• [WHAT THE TASK REQUIRES]
Filter the entries below, keeping only lines with the word "something".

───── RECORDS FOR THIS TASK

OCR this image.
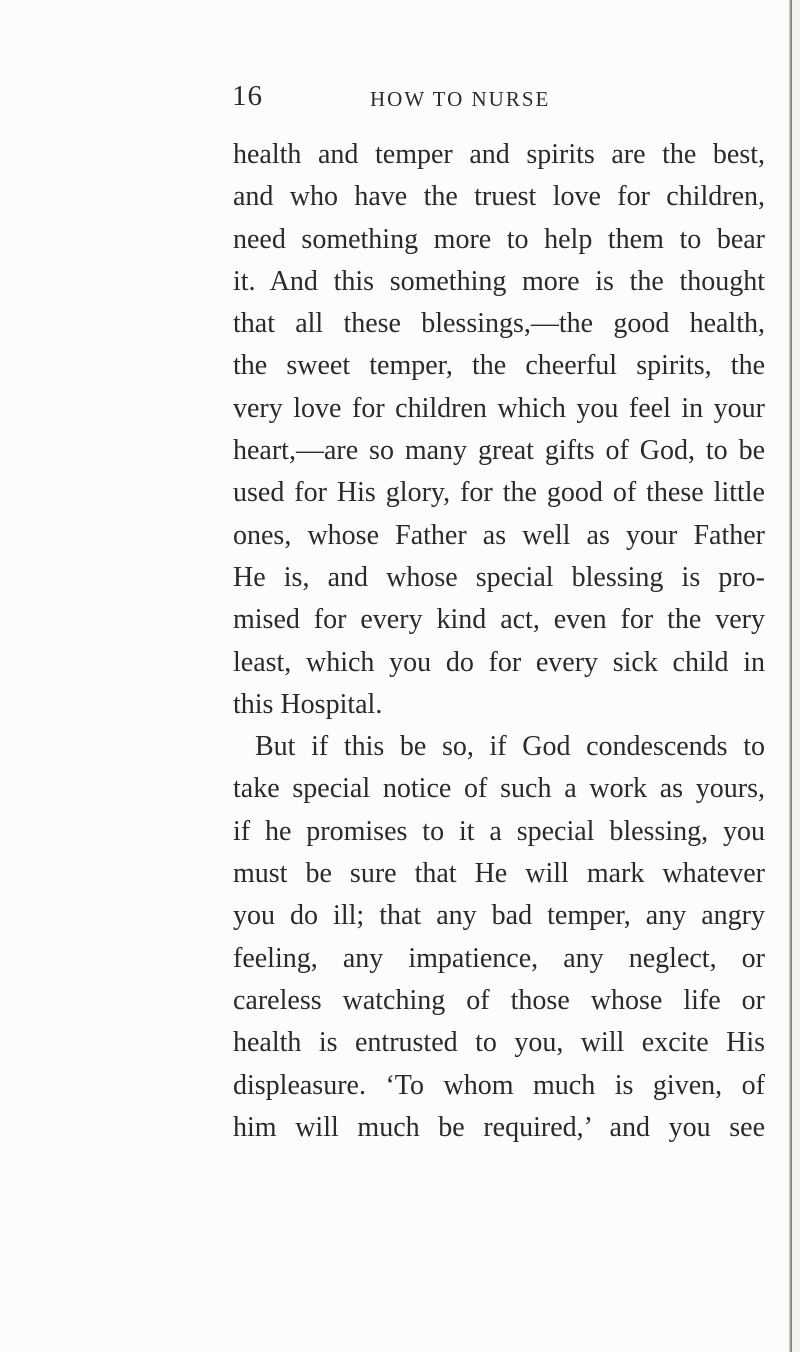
16	HOW TO NURSE
health and temper and spirits are the best,
and who have the truest love for children,
need something more to help them to bear
it. And this something more is the thought
that all these blessings,—the good health,
the sweet temper, the cheerful spirits, the
very love for children which you feel in your
heart,—are so many great gifts of God, to be
used for His glory, for the good of these little
ones, whose Father as well as your Father
He is, and whose special blessing is pro-
mised for every kind act, even for the very
least, which you do for every sick child in
this Hospital.
But if this be so, if God condescends to
take special notice of such a work as yours,
if he promises to it a special blessing, you
must be sure that He will mark whatever
you do ill; that any bad temper, any angry
feeling, any impatience, any neglect, or
careless watching of those whose life or
health is entrusted to you, will excite His
displeasure. ‘To whom much is given, of
him will much be required,’ and you see
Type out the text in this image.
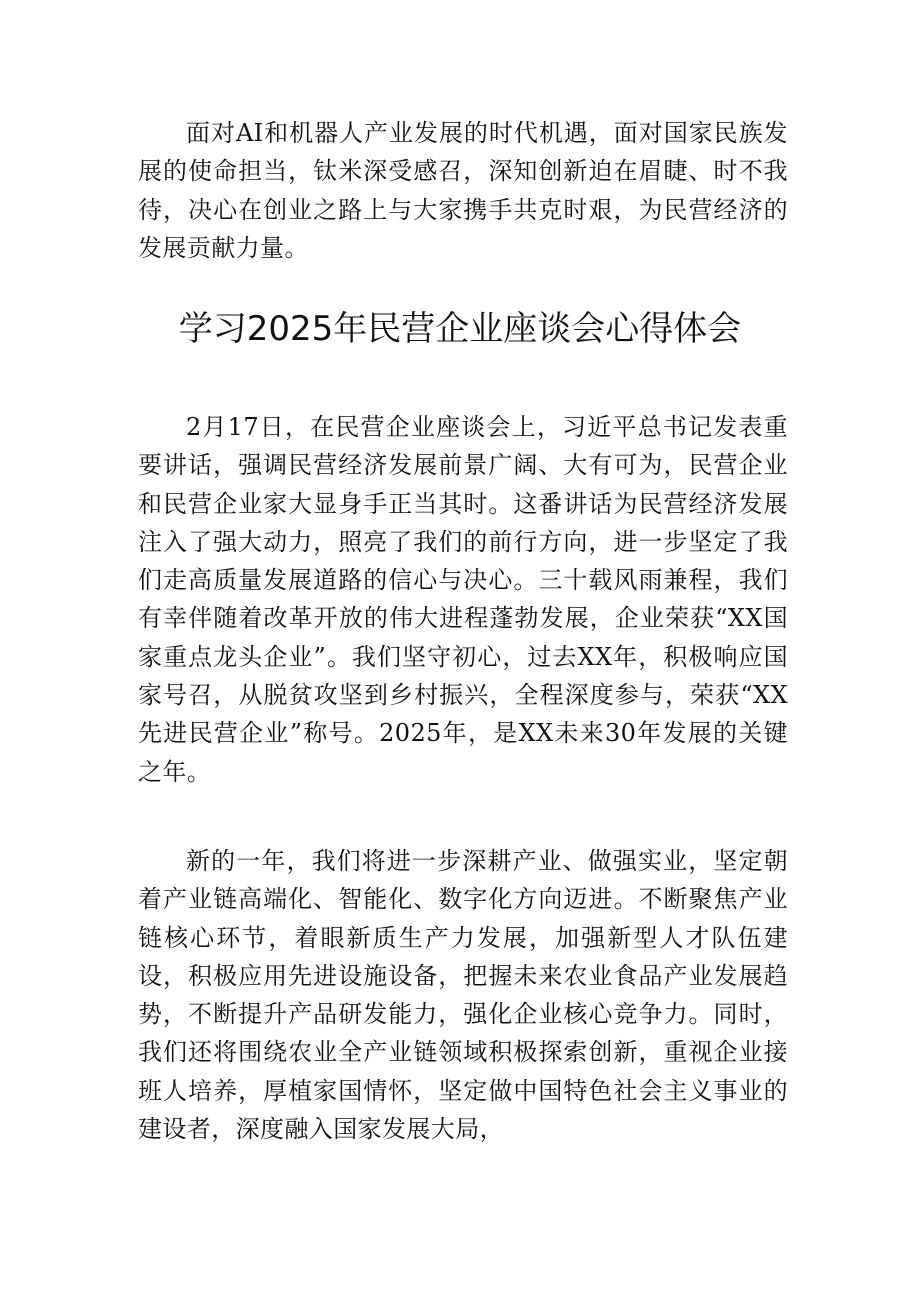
面对AI和机器人产业发展的时代机遇，面对国家民族发展的使命担当，钛米深受感召，深知创新迫在眉睫、时不我待，决心在创业之路上与大家携手共克时艰，为民营经济的发展贡献力量。

学习2025年民营企业座谈会心得体会

2月17日，在民营企业座谈会上，习近平总书记发表重要讲话，强调民营经济发展前景广阔、大有可为，民营企业和民营企业家大显身手正当其时。这番讲话为民营经济发展注入了强大动力，照亮了我们的前行方向，进一步坚定了我们走高质量发展道路的信心与决心。三十载风雨兼程，我们有幸伴随着改革开放的伟大进程蓬勃发展，企业荣获“XX国家重点龙头企业”。我们坚守初心，过去XX年，积极响应国家号召，从脱贫攻坚到乡村振兴，全程深度参与，荣获“XX先进民营企业”称号。2025年，是XX未来30年发展的关键之年。

新的一年，我们将进一步深耕产业、做强实业，坚定朝着产业链高端化、智能化、数字化方向迈进。不断聚焦产业链核心环节，着眼新质生产力发展，加强新型人才队伍建设，积极应用先进设施设备，把握未来农业食品产业发展趋势，不断提升产品研发能力，强化企业核心竞争力。同时，我们还将围绕农业全产业链领域积极探索创新，重视企业接班人培养，厚植家国情怀，坚定做中国特色社会主义事业的建设者，深度融入国家发展大局，
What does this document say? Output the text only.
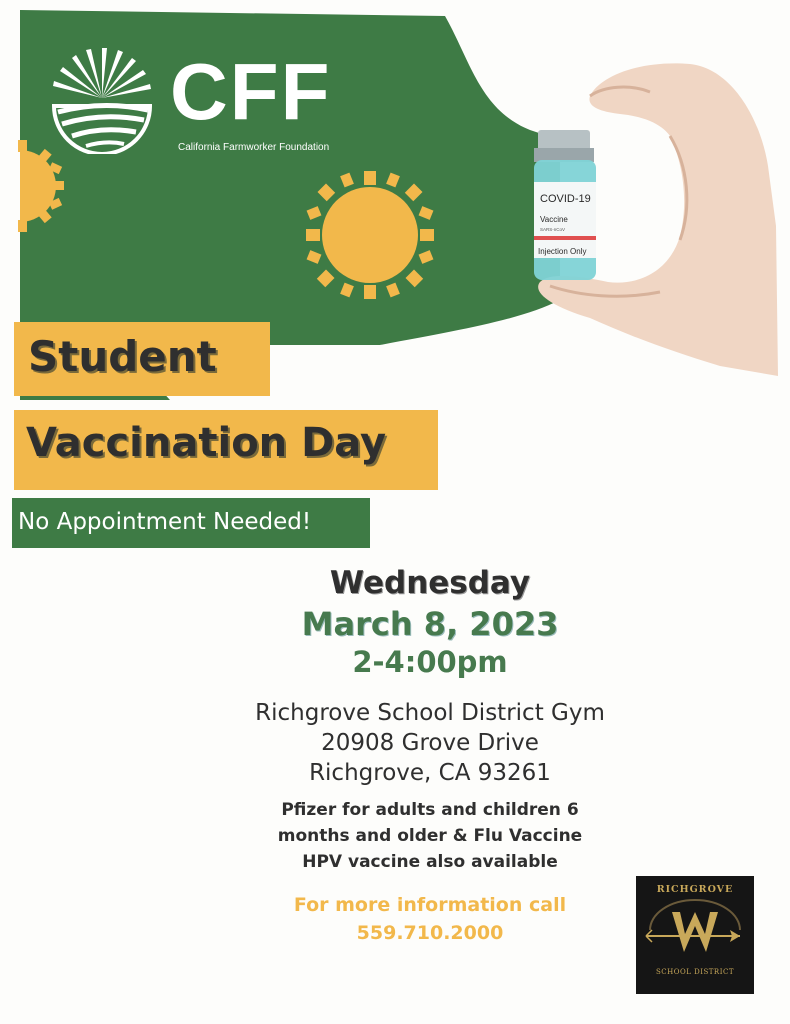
CFF
California Farmworker Foundation
COVID-19
Vaccine
SARS-nCoV
Injection Only
Student
Vaccination Day
No Appointment Needed!
Wednesday
March 8, 2023
2-4:00pm
Richgrove School District Gym
20908 Grove Drive
Richgrove, CA 93261
Pfizer for adults and children 6
months and older & Flu Vaccine
HPV vaccine also available
For more information call
559.710.2000
RICHGROVE
SCHOOL DISTRICT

──────────

• [ANSWER IN FULL]
need something more to help them to bear
it. And this something more is the thought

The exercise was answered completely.